» **Goal of the exercise**
Locate and copy each line in the data that contains the word "rebecca".

-- START OF Task input --

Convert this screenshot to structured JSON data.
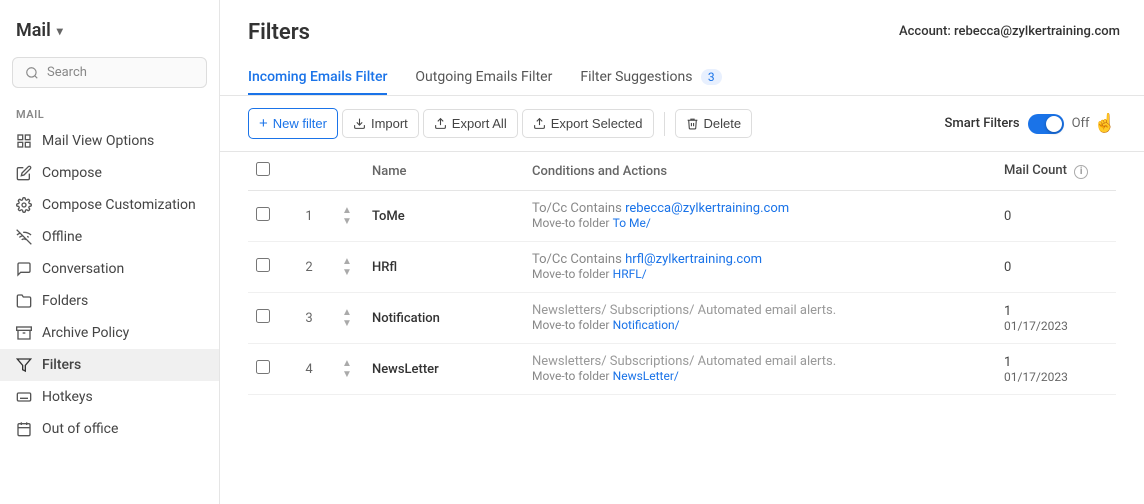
{
  "app": {
    "title": "Mail",
    "chevron": "▾"
  },
  "account": {
    "label": "Account:",
    "email": "rebecca@zylkertraining.com"
  },
  "sidebar": {
    "search_placeholder": "Search",
    "section_label": "MAIL",
    "items": [
      {
        "id": "mail-view-options",
        "label": "Mail View Options",
        "icon": "view"
      },
      {
        "id": "compose",
        "label": "Compose",
        "icon": "compose"
      },
      {
        "id": "compose-customization",
        "label": "Compose Customization",
        "icon": "customization"
      },
      {
        "id": "offline",
        "label": "Offline",
        "icon": "offline"
      },
      {
        "id": "conversation",
        "label": "Conversation",
        "icon": "conversation"
      },
      {
        "id": "folders",
        "label": "Folders",
        "icon": "folders"
      },
      {
        "id": "archive-policy",
        "label": "Archive Policy",
        "icon": "archive"
      },
      {
        "id": "filters",
        "label": "Filters",
        "icon": "filters",
        "active": true
      },
      {
        "id": "hotkeys",
        "label": "Hotkeys",
        "icon": "hotkeys"
      },
      {
        "id": "out-of-office",
        "label": "Out of office",
        "icon": "out-of-office"
      }
    ]
  },
  "page": {
    "title": "Filters"
  },
  "tabs": [
    {
      "id": "incoming",
      "label": "Incoming Emails Filter",
      "active": true,
      "badge": null
    },
    {
      "id": "outgoing",
      "label": "Outgoing Emails Filter",
      "active": false,
      "badge": null
    },
    {
      "id": "suggestions",
      "label": "Filter Suggestions",
      "active": false,
      "badge": "3"
    }
  ],
  "toolbar": {
    "new_filter": "New filter",
    "import": "Import",
    "export_all": "Export All",
    "export_selected": "Export Selected",
    "delete": "Delete",
    "smart_filters": "Smart Filters",
    "off": "Off"
  },
  "table": {
    "headers": [
      "",
      "",
      "",
      "Name",
      "Conditions and Actions",
      "Mail Count"
    ],
    "rows": [
      {
        "num": "1",
        "name": "ToMe",
        "conditions": "To/Cc Contains",
        "email": "rebecca@zylkertraining.com",
        "move_to_label": "Move-to folder",
        "folder": "To Me/",
        "count": "0",
        "date": ""
      },
      {
        "num": "2",
        "name": "HRfl",
        "conditions": "To/Cc Contains",
        "email": "hrfl@zylkertraining.com",
        "move_to_label": "Move-to folder",
        "folder": "HRFL/",
        "count": "0",
        "date": ""
      },
      {
        "num": "3",
        "name": "Notification",
        "conditions": "Newsletters/ Subscriptions/ Automated email alerts.",
        "email": "",
        "move_to_label": "Move-to folder",
        "folder": "Notification/",
        "count": "1",
        "date": "01/17/2023"
      },
      {
        "num": "4",
        "name": "NewsLetter",
        "conditions": "Newsletters/ Subscriptions/ Automated email alerts.",
        "email": "",
        "move_to_label": "Move-to folder",
        "folder": "NewsLetter/",
        "count": "1",
        "date": "01/17/2023"
      }
    ]
  }
}
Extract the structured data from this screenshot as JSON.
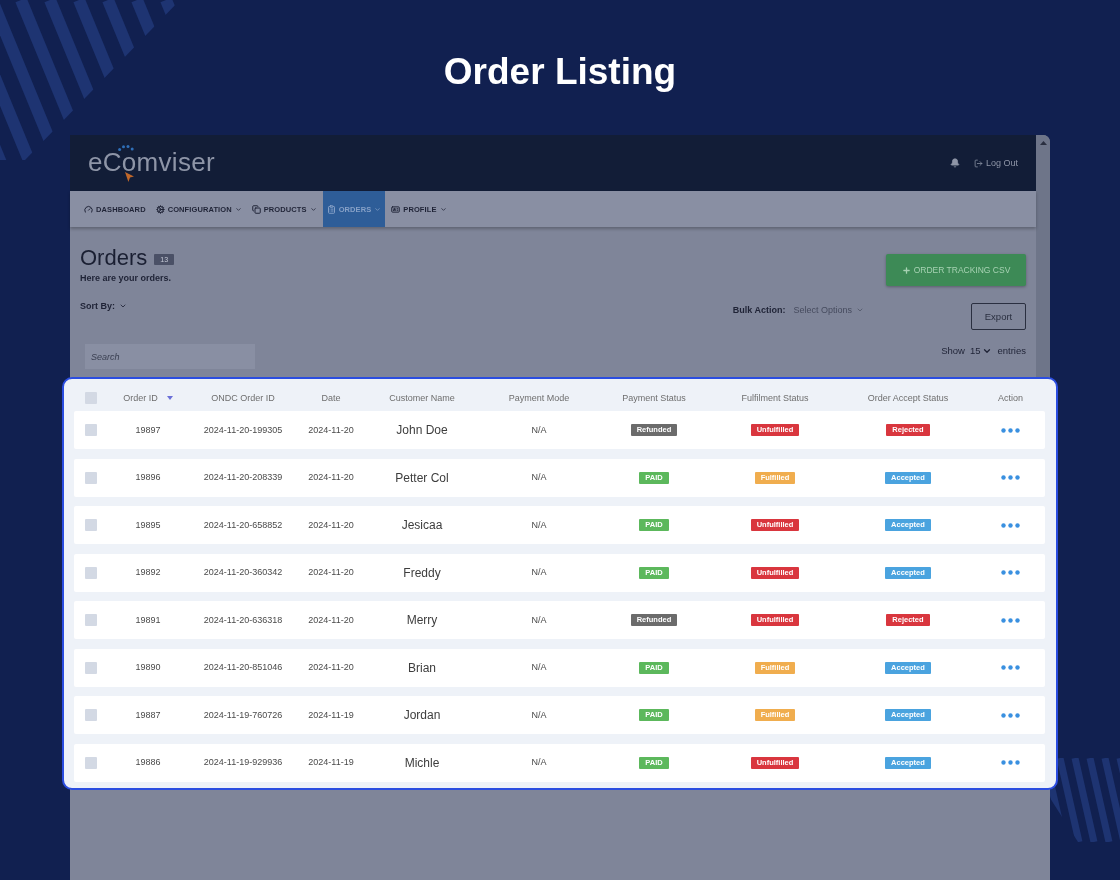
{
  "page": {
    "title": "Order Listing"
  },
  "app": {
    "logo": "eComviser",
    "logout": "Log Out",
    "nav": [
      {
        "label": "DASHBOARD",
        "dropdown": false,
        "selected": false
      },
      {
        "label": "CONFIGURATION",
        "dropdown": true,
        "selected": false
      },
      {
        "label": "PRODUCTS",
        "dropdown": true,
        "selected": false
      },
      {
        "label": "ORDERS",
        "dropdown": true,
        "selected": true
      },
      {
        "label": "PROFILE",
        "dropdown": true,
        "selected": false
      }
    ]
  },
  "orders": {
    "title": "Orders",
    "count": "13",
    "subtitle": "Here are your orders.",
    "sort_by": "Sort By:",
    "csv_button": "ORDER TRACKING CSV",
    "bulk_action": {
      "label": "Bulk Action:",
      "placeholder": "Select Options"
    },
    "export_button": "Export",
    "search": {
      "placeholder": "Search"
    },
    "show_entries": {
      "label": "Show",
      "value": "15",
      "suffix": "entries"
    }
  },
  "table": {
    "select_all": {
      "checked": false
    },
    "columns": [
      {
        "label": "Order ID",
        "sorted": true
      },
      {
        "label": "ONDC Order ID",
        "sorted": false
      },
      {
        "label": "Date",
        "sorted": false
      },
      {
        "label": "Customer Name",
        "sorted": false
      },
      {
        "label": "Payment Mode",
        "sorted": false
      },
      {
        "label": "Payment Status",
        "sorted": false
      },
      {
        "label": "Fulfilment Status",
        "sorted": false
      },
      {
        "label": "Order Accept Status",
        "sorted": false
      },
      {
        "label": "Action",
        "sorted": false
      }
    ],
    "rows": [
      {
        "checked": false,
        "order_id": "19897",
        "ondc_order_id": "2024-11-20-199305",
        "date": "2024-11-20",
        "customer_name": "John Doe",
        "payment_mode": "N/A",
        "payment_status": {
          "label": "Refunded",
          "color": "#6b6b6b"
        },
        "fulfilment_status": {
          "label": "Unfulfilled",
          "color": "#d9363e"
        },
        "accept_status": {
          "label": "Rejected",
          "color": "#d9363e"
        }
      },
      {
        "checked": false,
        "order_id": "19896",
        "ondc_order_id": "2024-11-20-208339",
        "date": "2024-11-20",
        "customer_name": "Petter Col",
        "payment_mode": "N/A",
        "payment_status": {
          "label": "PAID",
          "color": "#5cb85c"
        },
        "fulfilment_status": {
          "label": "Fulfilled",
          "color": "#f0ad4e"
        },
        "accept_status": {
          "label": "Accepted",
          "color": "#4aa3df"
        }
      },
      {
        "checked": false,
        "order_id": "19895",
        "ondc_order_id": "2024-11-20-658852",
        "date": "2024-11-20",
        "customer_name": "Jesicaa",
        "payment_mode": "N/A",
        "payment_status": {
          "label": "PAID",
          "color": "#5cb85c"
        },
        "fulfilment_status": {
          "label": "Unfulfilled",
          "color": "#d9363e"
        },
        "accept_status": {
          "label": "Accepted",
          "color": "#4aa3df"
        }
      },
      {
        "checked": false,
        "order_id": "19892",
        "ondc_order_id": "2024-11-20-360342",
        "date": "2024-11-20",
        "customer_name": "Freddy",
        "payment_mode": "N/A",
        "payment_status": {
          "label": "PAID",
          "color": "#5cb85c"
        },
        "fulfilment_status": {
          "label": "Unfulfilled",
          "color": "#d9363e"
        },
        "accept_status": {
          "label": "Accepted",
          "color": "#4aa3df"
        }
      },
      {
        "checked": false,
        "order_id": "19891",
        "ondc_order_id": "2024-11-20-636318",
        "date": "2024-11-20",
        "customer_name": "Merry",
        "payment_mode": "N/A",
        "payment_status": {
          "label": "Refunded",
          "color": "#6b6b6b"
        },
        "fulfilment_status": {
          "label": "Unfulfilled",
          "color": "#d9363e"
        },
        "accept_status": {
          "label": "Rejected",
          "color": "#d9363e"
        }
      },
      {
        "checked": false,
        "order_id": "19890",
        "ondc_order_id": "2024-11-20-851046",
        "date": "2024-11-20",
        "customer_name": "Brian",
        "payment_mode": "N/A",
        "payment_status": {
          "label": "PAID",
          "color": "#5cb85c"
        },
        "fulfilment_status": {
          "label": "Fulfilled",
          "color": "#f0ad4e"
        },
        "accept_status": {
          "label": "Accepted",
          "color": "#4aa3df"
        }
      },
      {
        "checked": false,
        "order_id": "19887",
        "ondc_order_id": "2024-11-19-760726",
        "date": "2024-11-19",
        "customer_name": "Jordan",
        "payment_mode": "N/A",
        "payment_status": {
          "label": "PAID",
          "color": "#5cb85c"
        },
        "fulfilment_status": {
          "label": "Fulfilled",
          "color": "#f0ad4e"
        },
        "accept_status": {
          "label": "Accepted",
          "color": "#4aa3df"
        }
      },
      {
        "checked": false,
        "order_id": "19886",
        "ondc_order_id": "2024-11-19-929936",
        "date": "2024-11-19",
        "customer_name": "Michle",
        "payment_mode": "N/A",
        "payment_status": {
          "label": "PAID",
          "color": "#5cb85c"
        },
        "fulfilment_status": {
          "label": "Unfulfilled",
          "color": "#d9363e"
        },
        "accept_status": {
          "label": "Accepted",
          "color": "#4aa3df"
        }
      }
    ]
  }
}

-- END OF Task input --

» **Written answer**
    "email": "rebecca@zylkertraining.com"
        "email": "rebecca@zylkertraining.com",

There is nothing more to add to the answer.